◆ Aim of the task ◆
Return each line containing "subtitle".

◆ Supplied material ◆

+ + +

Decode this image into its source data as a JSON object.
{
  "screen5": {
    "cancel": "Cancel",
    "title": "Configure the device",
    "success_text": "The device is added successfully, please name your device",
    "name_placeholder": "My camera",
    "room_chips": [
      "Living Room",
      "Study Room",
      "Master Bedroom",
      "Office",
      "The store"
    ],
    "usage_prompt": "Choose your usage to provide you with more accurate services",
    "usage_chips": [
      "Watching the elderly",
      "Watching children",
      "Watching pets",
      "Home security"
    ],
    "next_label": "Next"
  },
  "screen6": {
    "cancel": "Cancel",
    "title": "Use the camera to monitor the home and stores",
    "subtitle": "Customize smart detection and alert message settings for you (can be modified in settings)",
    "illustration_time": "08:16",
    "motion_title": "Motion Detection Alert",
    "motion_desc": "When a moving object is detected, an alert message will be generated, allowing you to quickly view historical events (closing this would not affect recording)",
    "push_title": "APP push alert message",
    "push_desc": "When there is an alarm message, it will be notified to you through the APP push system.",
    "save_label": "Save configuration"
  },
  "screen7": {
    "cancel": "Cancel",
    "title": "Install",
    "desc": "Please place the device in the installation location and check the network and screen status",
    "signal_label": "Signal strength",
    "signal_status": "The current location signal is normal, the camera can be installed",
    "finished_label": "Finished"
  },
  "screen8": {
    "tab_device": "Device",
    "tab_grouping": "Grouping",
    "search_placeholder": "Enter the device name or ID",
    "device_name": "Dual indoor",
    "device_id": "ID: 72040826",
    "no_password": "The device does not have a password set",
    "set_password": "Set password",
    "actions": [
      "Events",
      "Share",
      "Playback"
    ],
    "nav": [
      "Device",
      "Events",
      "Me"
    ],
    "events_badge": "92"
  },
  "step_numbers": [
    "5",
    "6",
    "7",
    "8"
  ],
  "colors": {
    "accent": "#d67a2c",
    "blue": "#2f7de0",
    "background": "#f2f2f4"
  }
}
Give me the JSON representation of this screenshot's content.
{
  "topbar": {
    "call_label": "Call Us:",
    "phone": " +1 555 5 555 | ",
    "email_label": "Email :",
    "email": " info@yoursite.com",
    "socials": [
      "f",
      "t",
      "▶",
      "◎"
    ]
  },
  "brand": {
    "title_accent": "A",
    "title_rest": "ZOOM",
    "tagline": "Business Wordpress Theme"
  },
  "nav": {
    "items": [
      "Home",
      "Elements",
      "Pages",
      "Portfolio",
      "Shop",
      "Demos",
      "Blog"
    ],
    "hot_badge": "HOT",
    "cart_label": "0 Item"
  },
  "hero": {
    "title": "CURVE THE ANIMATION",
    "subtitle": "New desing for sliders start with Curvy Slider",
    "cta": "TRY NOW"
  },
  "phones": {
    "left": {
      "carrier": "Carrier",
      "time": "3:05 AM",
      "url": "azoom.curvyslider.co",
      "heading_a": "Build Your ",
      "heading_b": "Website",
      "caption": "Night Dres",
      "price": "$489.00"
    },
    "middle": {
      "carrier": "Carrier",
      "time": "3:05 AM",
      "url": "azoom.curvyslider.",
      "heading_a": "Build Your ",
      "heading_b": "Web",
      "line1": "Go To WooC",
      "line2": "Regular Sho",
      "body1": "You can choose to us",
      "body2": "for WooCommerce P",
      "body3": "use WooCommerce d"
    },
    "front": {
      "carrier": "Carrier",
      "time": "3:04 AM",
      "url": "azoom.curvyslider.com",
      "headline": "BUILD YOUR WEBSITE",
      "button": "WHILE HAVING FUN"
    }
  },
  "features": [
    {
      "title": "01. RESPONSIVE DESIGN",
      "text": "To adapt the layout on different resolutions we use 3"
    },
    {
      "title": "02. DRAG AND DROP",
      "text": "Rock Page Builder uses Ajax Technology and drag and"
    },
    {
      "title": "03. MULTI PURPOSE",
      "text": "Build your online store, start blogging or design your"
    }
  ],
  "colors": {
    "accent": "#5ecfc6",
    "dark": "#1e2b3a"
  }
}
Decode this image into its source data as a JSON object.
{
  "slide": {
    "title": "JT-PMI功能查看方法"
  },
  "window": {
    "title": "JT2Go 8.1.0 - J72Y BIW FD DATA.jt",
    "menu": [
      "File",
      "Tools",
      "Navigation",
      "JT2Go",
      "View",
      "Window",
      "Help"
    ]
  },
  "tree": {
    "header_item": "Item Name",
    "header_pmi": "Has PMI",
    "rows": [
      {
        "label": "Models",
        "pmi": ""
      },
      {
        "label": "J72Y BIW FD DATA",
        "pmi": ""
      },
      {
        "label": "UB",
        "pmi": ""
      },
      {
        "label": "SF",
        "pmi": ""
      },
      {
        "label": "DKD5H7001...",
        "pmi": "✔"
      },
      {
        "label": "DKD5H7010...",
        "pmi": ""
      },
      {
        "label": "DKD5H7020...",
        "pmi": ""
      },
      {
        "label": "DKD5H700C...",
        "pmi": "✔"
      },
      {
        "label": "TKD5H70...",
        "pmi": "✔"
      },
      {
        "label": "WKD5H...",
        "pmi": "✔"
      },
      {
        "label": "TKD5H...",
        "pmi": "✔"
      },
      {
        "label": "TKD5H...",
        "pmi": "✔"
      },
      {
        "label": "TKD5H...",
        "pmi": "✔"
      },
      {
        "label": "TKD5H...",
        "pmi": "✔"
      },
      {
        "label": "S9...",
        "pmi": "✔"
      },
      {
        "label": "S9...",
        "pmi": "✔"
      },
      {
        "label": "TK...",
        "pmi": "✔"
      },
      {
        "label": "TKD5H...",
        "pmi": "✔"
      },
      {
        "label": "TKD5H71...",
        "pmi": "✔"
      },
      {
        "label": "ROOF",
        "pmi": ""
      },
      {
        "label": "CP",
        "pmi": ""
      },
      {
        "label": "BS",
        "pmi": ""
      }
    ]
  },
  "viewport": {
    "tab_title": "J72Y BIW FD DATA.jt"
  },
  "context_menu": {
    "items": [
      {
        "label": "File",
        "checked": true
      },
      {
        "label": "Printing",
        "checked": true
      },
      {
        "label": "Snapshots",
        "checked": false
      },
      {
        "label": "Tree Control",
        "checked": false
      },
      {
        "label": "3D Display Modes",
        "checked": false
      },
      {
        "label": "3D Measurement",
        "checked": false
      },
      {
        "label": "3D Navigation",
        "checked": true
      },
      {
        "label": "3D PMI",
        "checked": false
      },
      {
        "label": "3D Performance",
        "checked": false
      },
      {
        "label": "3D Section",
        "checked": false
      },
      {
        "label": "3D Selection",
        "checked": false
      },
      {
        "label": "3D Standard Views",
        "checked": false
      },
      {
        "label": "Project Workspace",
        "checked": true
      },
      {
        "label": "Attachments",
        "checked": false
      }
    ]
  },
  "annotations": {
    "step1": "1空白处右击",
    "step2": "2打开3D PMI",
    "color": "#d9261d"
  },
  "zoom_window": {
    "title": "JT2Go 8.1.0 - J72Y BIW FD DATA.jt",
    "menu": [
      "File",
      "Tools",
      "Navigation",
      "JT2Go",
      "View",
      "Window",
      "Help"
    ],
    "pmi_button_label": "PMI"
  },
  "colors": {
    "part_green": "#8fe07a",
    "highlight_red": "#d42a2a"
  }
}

+ + +

◆ Expected answer ◆
    "subtitle": "Customize smart detection and alert message settings for you (can be modified in settings)",
    "subtitle": "New desing for sliders start with Curvy Slider",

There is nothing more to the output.